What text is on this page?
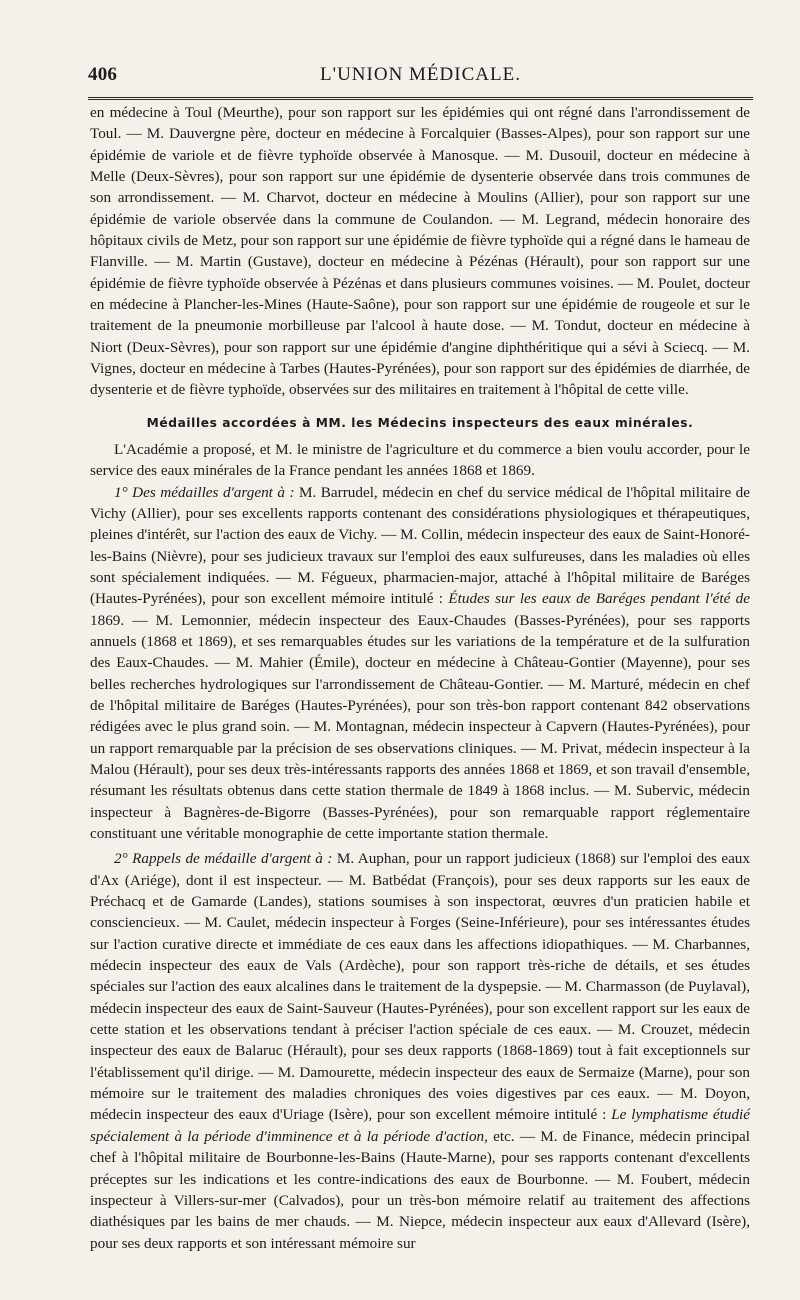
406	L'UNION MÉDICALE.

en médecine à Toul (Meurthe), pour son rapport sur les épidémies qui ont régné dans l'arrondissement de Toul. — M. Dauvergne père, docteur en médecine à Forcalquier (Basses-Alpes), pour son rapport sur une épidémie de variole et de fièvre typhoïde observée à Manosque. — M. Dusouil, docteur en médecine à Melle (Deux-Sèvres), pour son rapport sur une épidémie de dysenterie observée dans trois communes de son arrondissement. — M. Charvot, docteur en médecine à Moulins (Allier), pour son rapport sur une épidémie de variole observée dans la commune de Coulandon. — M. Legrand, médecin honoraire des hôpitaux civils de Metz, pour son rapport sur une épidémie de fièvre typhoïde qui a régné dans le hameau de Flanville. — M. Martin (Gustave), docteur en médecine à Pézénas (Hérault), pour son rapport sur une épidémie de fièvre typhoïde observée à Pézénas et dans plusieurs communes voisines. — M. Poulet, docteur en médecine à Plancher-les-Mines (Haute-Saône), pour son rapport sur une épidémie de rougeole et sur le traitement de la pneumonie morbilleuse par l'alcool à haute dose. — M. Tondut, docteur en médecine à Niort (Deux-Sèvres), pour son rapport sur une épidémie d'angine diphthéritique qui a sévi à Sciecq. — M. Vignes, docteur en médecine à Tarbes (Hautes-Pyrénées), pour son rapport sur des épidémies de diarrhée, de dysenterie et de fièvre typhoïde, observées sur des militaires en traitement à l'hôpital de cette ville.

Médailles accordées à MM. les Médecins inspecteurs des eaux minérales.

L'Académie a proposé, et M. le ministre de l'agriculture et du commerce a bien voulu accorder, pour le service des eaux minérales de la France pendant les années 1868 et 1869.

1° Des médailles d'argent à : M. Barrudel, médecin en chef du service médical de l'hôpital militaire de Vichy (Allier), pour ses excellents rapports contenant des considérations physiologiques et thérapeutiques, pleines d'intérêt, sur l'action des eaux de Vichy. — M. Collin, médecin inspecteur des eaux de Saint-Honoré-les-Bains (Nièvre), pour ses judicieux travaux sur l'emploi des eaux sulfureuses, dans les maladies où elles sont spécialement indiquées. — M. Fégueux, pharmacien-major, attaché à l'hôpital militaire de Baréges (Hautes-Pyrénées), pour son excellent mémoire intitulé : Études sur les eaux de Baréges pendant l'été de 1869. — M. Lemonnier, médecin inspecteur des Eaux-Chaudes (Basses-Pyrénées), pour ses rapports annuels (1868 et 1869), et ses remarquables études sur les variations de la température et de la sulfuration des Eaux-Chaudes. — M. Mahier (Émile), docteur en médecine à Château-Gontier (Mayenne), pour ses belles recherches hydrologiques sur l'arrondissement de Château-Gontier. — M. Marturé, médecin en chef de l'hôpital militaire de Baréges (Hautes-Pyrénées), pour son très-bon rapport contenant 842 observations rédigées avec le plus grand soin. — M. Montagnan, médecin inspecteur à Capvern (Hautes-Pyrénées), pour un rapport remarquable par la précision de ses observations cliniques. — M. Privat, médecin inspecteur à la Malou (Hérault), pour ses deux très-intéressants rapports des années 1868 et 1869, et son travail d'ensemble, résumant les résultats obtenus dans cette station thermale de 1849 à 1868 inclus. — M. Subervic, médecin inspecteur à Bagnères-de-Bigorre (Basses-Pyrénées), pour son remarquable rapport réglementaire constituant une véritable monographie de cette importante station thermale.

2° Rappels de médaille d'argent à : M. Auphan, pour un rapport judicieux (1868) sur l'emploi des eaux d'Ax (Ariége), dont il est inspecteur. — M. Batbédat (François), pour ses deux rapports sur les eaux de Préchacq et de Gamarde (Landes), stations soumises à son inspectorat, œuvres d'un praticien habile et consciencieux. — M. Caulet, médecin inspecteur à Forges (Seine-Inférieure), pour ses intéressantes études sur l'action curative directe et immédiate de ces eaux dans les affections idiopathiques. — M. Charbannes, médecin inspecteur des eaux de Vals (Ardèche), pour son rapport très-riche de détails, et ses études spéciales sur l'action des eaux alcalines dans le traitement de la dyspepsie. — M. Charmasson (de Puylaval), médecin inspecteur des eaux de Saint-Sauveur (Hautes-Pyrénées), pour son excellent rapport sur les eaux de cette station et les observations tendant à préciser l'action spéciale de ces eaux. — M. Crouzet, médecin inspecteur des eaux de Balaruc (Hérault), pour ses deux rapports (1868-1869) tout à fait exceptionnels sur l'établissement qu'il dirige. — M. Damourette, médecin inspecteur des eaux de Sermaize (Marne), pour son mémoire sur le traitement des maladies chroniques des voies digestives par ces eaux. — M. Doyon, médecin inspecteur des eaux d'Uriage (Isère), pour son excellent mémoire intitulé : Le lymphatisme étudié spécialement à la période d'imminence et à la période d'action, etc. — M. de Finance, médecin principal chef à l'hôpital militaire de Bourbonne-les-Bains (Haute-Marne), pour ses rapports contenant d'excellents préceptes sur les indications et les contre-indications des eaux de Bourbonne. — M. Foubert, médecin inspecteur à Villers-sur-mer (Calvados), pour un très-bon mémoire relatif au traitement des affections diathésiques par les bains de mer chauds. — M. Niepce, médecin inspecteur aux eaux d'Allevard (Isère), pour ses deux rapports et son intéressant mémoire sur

_What the task asks_
State how many lines of the listing include "minérales", and nothing more.

_Full answer_
2